[Begin DATA EXTRACT]

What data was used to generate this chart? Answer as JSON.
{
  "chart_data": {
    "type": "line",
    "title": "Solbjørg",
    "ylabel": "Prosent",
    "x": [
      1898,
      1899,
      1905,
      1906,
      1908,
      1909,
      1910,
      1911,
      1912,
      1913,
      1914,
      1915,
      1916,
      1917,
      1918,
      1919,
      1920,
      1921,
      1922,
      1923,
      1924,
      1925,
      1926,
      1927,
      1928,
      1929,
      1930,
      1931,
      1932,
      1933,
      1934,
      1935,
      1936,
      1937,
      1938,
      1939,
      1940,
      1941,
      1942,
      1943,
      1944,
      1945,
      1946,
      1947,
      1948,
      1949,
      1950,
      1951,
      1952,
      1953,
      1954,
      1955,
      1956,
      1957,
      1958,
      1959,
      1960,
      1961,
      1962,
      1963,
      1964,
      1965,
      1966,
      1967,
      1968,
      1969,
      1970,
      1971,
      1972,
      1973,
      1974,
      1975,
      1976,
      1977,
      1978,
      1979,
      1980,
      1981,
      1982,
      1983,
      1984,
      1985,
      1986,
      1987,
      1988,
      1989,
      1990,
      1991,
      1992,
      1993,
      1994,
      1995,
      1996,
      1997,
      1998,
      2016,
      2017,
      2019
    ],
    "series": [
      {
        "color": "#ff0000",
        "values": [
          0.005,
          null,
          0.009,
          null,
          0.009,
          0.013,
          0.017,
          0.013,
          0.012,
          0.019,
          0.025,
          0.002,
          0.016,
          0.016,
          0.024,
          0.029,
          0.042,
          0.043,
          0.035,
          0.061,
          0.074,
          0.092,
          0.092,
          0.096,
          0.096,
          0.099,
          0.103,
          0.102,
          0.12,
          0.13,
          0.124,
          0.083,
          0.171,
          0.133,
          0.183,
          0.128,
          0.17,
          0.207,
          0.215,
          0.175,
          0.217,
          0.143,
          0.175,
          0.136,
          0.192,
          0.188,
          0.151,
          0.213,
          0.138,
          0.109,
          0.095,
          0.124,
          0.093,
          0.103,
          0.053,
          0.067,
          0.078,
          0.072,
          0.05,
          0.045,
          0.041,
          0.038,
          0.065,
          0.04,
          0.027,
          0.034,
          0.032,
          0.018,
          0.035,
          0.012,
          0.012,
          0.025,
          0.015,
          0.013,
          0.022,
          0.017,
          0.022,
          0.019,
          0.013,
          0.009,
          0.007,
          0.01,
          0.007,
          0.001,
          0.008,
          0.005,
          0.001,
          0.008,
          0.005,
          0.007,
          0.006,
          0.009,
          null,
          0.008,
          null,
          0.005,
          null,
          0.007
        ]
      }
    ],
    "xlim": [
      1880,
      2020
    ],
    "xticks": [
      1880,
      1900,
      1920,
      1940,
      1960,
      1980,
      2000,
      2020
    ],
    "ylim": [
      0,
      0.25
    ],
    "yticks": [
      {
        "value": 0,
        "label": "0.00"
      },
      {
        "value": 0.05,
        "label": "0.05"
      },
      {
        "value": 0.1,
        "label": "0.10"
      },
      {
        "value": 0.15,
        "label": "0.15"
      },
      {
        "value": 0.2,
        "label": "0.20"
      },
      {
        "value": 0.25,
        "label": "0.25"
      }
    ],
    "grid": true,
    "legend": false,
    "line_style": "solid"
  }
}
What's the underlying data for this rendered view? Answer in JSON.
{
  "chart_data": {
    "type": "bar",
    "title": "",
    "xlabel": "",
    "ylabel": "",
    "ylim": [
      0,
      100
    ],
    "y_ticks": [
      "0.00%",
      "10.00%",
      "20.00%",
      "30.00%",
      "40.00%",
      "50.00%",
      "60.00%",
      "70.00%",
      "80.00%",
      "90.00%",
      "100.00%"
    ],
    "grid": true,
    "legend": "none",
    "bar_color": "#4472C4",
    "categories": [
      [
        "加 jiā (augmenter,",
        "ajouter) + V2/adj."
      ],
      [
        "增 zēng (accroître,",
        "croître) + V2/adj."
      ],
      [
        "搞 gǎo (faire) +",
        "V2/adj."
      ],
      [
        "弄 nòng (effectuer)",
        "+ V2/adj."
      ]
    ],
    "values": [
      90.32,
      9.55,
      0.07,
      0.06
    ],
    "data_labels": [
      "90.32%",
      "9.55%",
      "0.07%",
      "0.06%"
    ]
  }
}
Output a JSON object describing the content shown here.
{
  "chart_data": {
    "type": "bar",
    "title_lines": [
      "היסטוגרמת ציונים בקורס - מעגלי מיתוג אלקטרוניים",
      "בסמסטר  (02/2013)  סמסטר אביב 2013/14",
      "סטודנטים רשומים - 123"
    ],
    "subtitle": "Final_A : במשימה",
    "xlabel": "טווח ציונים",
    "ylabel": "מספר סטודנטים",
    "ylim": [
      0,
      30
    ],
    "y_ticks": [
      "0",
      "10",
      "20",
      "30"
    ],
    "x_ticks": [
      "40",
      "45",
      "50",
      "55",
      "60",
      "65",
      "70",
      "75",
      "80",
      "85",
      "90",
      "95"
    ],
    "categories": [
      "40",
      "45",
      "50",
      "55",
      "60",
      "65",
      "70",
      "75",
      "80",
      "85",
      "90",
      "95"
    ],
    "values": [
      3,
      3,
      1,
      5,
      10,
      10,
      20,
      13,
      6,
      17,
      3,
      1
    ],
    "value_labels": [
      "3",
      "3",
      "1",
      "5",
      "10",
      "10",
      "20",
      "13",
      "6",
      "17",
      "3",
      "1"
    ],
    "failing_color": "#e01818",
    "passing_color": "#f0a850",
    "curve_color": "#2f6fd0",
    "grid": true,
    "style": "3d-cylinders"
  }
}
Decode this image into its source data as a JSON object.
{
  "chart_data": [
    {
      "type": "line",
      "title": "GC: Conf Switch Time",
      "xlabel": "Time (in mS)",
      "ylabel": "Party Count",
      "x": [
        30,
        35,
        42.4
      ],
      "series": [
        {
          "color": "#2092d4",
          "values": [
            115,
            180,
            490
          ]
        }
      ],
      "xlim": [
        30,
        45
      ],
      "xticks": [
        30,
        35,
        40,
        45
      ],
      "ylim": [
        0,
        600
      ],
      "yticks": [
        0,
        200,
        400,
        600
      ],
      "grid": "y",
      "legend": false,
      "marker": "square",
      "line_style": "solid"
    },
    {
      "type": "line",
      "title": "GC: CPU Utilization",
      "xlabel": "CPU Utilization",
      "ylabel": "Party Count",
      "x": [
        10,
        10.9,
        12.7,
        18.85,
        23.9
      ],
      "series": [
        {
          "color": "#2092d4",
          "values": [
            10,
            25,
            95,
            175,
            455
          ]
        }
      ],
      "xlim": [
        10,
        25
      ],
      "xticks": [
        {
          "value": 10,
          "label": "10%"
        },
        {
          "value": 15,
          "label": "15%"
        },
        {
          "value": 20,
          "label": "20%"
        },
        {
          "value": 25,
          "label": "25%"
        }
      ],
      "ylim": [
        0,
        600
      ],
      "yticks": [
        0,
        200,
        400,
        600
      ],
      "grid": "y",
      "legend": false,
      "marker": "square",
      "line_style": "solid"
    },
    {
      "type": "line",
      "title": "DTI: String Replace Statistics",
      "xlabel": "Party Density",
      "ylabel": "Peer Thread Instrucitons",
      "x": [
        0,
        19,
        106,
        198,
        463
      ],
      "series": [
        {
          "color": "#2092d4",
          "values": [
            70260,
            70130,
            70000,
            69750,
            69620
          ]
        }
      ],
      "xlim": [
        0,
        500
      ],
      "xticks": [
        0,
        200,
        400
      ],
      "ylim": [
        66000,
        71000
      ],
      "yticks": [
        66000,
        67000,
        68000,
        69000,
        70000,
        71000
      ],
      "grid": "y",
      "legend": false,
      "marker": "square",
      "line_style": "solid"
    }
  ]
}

[End DATA EXTRACT]

- _TO BE DONE_:
Repeat the data above exactly.

- _RESULT_:
What data was used to generate this chart? Answer as JSON.
{
  "chart_data": {
    "type": "line",
    "title": "Solbjørg",
    "ylabel": "Prosent",
    "x": [
      1898,
      1899,
      1905,
      1906,
      1908,
      1909,
      1910,
      1911,
      1912,
      1913,
      1914,
      1915,
      1916,
      1917,
      1918,
      1919,
      1920,
      1921,
      1922,
      1923,
      1924,
      1925,
      1926,
      1927,
      1928,
      1929,
      1930,
      1931,
      1932,
      1933,
      1934,
      1935,
      1936,
      1937,
      1938,
      1939,
      1940,
      1941,
      1942,
      1943,
      1944,
      1945,
      1946,
      1947,
      1948,
      1949,
      1950,
      1951,
      1952,
      1953,
      1954,
      1955,
      1956,
      1957,
      1958,
      1959,
      1960,
      1961,
      1962,
      1963,
      1964,
      1965,
      1966,
      1967,
      1968,
      1969,
      1970,
      1971,
      1972,
      1973,
      1974,
      1975,
      1976,
      1977,
      1978,
      1979,
      1980,
      1981,
      1982,
      1983,
      1984,
      1985,
      1986,
      1987,
      1988,
      1989,
      1990,
      1991,
      1992,
      1993,
      1994,
      1995,
      1996,
      1997,
      1998,
      2016,
      2017,
      2019
    ],
    "series": [
      {
        "color": "#ff0000",
        "values": [
          0.005,
          null,
          0.009,
          null,
          0.009,
          0.013,
          0.017,
          0.013,
          0.012,
          0.019,
          0.025,
          0.002,
          0.016,
          0.016,
          0.024,
          0.029,
          0.042,
          0.043,
          0.035,
          0.061,
          0.074,
          0.092,
          0.092,
          0.096,
          0.096,
          0.099,
          0.103,
          0.102,
          0.12,
          0.13,
          0.124,
          0.083,
          0.171,
          0.133,
          0.183,
          0.128,
          0.17,
          0.207,
          0.215,
          0.175,
          0.217,
          0.143,
          0.175,
          0.136,
          0.192,
          0.188,
          0.151,
          0.213,
          0.138,
          0.109,
          0.095,
          0.124,
          0.093,
          0.103,
          0.053,
          0.067,
          0.078,
          0.072,
          0.05,
          0.045,
          0.041,
          0.038,
          0.065,
          0.04,
          0.027,
          0.034,
          0.032,
          0.018,
          0.035,
          0.012,
          0.012,
          0.025,
          0.015,
          0.013,
          0.022,
          0.017,
          0.022,
          0.019,
          0.013,
          0.009,
          0.007,
          0.01,
          0.007,
          0.001,
          0.008,
          0.005,
          0.001,
          0.008,
          0.005,
          0.007,
          0.006,
          0.009,
          null,
          0.008,
          null,
          0.005,
          null,
          0.007
        ]
      }
    ],
    "xlim": [
      1880,
      2020
    ],
    "xticks": [
      1880,
      1900,
      1920,
      1940,
      1960,
      1980,
      2000,
      2020
    ],
    "ylim": [
      0,
      0.25
    ],
    "yticks": [
      {
        "value": 0,
        "label": "0.00"
      },
      {
        "value": 0.05,
        "label": "0.05"
      },
      {
        "value": 0.1,
        "label": "0.10"
      },
      {
        "value": 0.15,
        "label": "0.15"
      },
      {
        "value": 0.2,
        "label": "0.20"
      },
      {
        "value": 0.25,
        "label": "0.25"
      }
    ],
    "grid": true,
    "legend": false,
    "line_style": "solid"
  }
}
What's the underlying data for this rendered view? Answer in JSON.
{
  "chart_data": {
    "type": "bar",
    "title": "",
    "xlabel": "",
    "ylabel": "",
    "ylim": [
      0,
      100
    ],
    "y_ticks": [
      "0.00%",
      "10.00%",
      "20.00%",
      "30.00%",
      "40.00%",
      "50.00%",
      "60.00%",
      "70.00%",
      "80.00%",
      "90.00%",
      "100.00%"
    ],
    "grid": true,
    "legend": "none",
    "bar_color": "#4472C4",
    "categories": [
      [
        "加 jiā (augmenter,",
        "ajouter) + V2/adj."
      ],
      [
        "增 zēng (accroître,",
        "croître) + V2/adj."
      ],
      [
        "搞 gǎo (faire) +",
        "V2/adj."
      ],
      [
        "弄 nòng (effectuer)",
        "+ V2/adj."
      ]
    ],
    "values": [
      90.32,
      9.55,
      0.07,
      0.06
    ],
    "data_labels": [
      "90.32%",
      "9.55%",
      "0.07%",
      "0.06%"
    ]
  }
}
Output a JSON object describing the content shown here.
{
  "chart_data": {
    "type": "bar",
    "title_lines": [
      "היסטוגרמת ציונים בקורס - מעגלי מיתוג אלקטרוניים",
      "בסמסטר  (02/2013)  סמסטר אביב 2013/14",
      "סטודנטים רשומים - 123"
    ],
    "subtitle": "Final_A : במשימה",
    "xlabel": "טווח ציונים",
    "ylabel": "מספר סטודנטים",
    "ylim": [
      0,
      30
    ],
    "y_ticks": [
      "0",
      "10",
      "20",
      "30"
    ],
    "x_ticks": [
      "40",
      "45",
      "50",
      "55",
      "60",
      "65",
      "70",
      "75",
      "80",
      "85",
      "90",
      "95"
    ],
    "categories": [
      "40",
      "45",
      "50",
      "55",
      "60",
      "65",
      "70",
      "75",
      "80",
      "85",
      "90",
      "95"
    ],
    "values": [
      3,
      3,
      1,
      5,
      10,
      10,
      20,
      13,
      6,
      17,
      3,
      1
    ],
    "value_labels": [
      "3",
      "3",
      "1",
      "5",
      "10",
      "10",
      "20",
      "13",
      "6",
      "17",
      "3",
      "1"
    ],
    "failing_color": "#e01818",
    "passing_color": "#f0a850",
    "curve_color": "#2f6fd0",
    "grid": true,
    "style": "3d-cylinders"
  }
}
Decode this image into its source data as a JSON object.
{
  "chart_data": [
    {
      "type": "line",
      "title": "GC: Conf Switch Time",
      "xlabel": "Time (in mS)",
      "ylabel": "Party Count",
      "x": [
        30,
        35,
        42.4
      ],
      "series": [
        {
          "color": "#2092d4",
          "values": [
            115,
            180,
            490
          ]
        }
      ],
      "xlim": [
        30,
        45
      ],
      "xticks": [
        30,
        35,
        40,
        45
      ],
      "ylim": [
        0,
        600
      ],
      "yticks": [
        0,
        200,
        400,
        600
      ],
      "grid": "y",
      "legend": false,
      "marker": "square",
      "line_style": "solid"
    },
    {
      "type": "line",
      "title": "GC: CPU Utilization",
      "xlabel": "CPU Utilization",
      "ylabel": "Party Count",
      "x": [
        10,
        10.9,
        12.7,
        18.85,
        23.9
      ],
      "series": [
        {
          "color": "#2092d4",
          "values": [
            10,
            25,
            95,
            175,
            455
          ]
        }
      ],
      "xlim": [
        10,
        25
      ],
      "xticks": [
        {
          "value": 10,
          "label": "10%"
        },
        {
          "value": 15,
          "label": "15%"
        },
        {
          "value": 20,
          "label": "20%"
        },
        {
          "value": 25,
          "label": "25%"
        }
      ],
      "ylim": [
        0,
        600
      ],
      "yticks": [
        0,
        200,
        400,
        600
      ],
      "grid": "y",
      "legend": false,
      "marker": "square",
      "line_style": "solid"
    },
    {
      "type": "line",
      "title": "DTI: String Replace Statistics",
      "xlabel": "Party Density",
      "ylabel": "Peer Thread Instrucitons",
      "x": [
        0,
        19,
        106,
        198,
        463
      ],
      "series": [
        {
          "color": "#2092d4",
          "values": [
            70260,
            70130,
            70000,
            69750,
            69620
          ]
        }
      ],
      "xlim": [
        0,
        500
      ],
      "xticks": [
        0,
        200,
        400
      ],
      "ylim": [
        66000,
        71000
      ],
      "yticks": [
        66000,
        67000,
        68000,
        69000,
        70000,
        71000
      ],
      "grid": "y",
      "legend": false,
      "marker": "square",
      "line_style": "solid"
    }
  ]
}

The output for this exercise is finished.